- WHAT THE TASK REQUIRES
How many of the lines that follow contain the word "weeks"? Give only the number.

- Extracted data entries
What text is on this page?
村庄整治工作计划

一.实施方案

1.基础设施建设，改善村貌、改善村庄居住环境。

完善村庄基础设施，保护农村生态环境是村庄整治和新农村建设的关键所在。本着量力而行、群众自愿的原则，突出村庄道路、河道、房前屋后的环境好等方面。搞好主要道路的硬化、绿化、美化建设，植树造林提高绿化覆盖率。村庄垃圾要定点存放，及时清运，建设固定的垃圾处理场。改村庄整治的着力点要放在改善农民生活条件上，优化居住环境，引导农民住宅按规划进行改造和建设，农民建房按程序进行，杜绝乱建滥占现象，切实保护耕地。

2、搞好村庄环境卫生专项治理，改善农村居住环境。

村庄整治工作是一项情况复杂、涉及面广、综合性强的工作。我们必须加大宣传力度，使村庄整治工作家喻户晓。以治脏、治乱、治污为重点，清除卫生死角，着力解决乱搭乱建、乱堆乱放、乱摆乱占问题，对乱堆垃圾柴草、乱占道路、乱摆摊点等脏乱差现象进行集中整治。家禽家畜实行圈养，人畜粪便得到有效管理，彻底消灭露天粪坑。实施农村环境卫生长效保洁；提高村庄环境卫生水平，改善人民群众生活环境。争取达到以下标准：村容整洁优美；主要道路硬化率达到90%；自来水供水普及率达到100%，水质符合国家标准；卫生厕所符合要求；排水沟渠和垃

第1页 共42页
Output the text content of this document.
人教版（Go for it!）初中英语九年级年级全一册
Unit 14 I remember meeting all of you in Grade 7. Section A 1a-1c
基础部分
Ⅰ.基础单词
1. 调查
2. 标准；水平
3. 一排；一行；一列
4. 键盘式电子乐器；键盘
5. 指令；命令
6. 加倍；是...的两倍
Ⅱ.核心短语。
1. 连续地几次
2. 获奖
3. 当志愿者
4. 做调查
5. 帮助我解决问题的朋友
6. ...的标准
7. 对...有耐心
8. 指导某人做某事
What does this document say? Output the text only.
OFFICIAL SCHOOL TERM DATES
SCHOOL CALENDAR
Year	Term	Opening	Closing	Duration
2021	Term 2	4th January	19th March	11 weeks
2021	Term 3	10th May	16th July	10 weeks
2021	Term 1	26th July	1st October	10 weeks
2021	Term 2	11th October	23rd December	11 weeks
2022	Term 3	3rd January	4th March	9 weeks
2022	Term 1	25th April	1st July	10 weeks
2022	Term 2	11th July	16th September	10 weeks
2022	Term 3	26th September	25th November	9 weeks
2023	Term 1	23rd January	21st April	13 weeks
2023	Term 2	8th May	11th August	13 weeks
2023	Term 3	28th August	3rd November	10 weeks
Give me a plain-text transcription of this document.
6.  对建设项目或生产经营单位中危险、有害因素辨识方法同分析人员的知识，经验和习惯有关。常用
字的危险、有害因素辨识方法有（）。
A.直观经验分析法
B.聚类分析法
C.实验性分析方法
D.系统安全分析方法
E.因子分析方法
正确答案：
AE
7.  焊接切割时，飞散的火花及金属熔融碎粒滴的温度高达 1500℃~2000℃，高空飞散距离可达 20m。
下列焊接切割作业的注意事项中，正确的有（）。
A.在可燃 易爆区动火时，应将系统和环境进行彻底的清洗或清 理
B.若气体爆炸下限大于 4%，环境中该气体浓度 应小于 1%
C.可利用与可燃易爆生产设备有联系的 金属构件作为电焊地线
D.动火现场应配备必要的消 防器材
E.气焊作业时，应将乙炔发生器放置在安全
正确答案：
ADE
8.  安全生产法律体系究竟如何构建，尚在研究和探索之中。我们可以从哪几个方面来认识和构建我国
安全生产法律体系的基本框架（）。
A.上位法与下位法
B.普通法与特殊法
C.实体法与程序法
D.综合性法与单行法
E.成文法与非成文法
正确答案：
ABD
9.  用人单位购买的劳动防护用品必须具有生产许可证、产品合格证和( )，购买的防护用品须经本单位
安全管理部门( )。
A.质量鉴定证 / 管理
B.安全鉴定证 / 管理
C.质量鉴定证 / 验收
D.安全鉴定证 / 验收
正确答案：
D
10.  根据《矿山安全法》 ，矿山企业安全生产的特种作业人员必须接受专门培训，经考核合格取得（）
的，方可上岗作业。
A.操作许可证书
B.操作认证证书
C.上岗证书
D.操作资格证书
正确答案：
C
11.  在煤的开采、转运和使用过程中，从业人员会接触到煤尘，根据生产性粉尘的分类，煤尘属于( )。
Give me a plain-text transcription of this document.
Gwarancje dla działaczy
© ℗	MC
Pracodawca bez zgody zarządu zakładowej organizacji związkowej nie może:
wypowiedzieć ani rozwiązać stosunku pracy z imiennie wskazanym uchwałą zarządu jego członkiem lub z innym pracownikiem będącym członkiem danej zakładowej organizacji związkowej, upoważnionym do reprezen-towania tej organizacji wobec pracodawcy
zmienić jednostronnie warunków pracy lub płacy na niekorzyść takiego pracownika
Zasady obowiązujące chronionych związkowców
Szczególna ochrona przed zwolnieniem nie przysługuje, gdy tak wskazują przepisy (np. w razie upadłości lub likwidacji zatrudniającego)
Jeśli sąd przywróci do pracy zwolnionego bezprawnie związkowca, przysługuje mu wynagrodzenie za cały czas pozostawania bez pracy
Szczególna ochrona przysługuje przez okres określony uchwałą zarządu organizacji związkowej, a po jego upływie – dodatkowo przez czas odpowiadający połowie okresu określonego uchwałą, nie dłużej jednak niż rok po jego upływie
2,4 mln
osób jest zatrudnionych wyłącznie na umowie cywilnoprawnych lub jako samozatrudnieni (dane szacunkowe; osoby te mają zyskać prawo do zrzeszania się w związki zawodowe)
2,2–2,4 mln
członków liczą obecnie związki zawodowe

- FINAL ANSWER
11